| Task requirements |
Provide nothing beyond the count of lines that include the string "Main".

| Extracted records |
* * *
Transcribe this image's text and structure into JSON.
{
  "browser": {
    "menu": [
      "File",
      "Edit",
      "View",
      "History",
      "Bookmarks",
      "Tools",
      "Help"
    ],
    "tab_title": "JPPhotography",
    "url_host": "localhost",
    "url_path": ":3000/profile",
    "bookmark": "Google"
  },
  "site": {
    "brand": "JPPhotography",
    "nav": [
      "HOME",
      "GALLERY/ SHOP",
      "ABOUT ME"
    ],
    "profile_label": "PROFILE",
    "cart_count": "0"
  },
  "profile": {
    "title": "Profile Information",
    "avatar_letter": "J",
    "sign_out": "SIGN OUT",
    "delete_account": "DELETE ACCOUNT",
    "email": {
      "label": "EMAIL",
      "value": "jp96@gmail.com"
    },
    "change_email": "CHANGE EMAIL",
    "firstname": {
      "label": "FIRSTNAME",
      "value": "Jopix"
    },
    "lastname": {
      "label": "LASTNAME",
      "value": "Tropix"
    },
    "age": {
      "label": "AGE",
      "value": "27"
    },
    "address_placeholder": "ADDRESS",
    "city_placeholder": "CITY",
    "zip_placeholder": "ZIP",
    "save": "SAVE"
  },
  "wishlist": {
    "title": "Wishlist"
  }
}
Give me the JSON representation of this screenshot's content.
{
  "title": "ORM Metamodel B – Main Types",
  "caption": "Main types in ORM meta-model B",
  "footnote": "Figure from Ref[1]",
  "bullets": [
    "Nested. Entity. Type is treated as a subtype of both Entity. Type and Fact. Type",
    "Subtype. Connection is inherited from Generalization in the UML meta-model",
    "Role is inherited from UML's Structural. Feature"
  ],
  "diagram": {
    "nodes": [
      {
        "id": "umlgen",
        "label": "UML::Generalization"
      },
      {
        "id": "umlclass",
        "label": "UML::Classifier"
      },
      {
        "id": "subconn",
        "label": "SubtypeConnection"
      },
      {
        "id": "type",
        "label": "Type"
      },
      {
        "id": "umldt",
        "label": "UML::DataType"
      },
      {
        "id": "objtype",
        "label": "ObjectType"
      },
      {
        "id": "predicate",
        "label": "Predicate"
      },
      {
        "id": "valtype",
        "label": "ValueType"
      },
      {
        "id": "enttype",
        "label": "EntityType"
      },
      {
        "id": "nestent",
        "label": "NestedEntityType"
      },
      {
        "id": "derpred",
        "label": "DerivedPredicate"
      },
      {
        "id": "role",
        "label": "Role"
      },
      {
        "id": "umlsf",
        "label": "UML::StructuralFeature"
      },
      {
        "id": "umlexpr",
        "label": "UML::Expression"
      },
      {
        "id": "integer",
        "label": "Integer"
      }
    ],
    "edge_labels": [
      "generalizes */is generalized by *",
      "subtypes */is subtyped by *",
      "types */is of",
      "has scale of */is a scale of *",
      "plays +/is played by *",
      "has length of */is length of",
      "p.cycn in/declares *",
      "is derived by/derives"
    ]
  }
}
* * *
| Worked solution |
2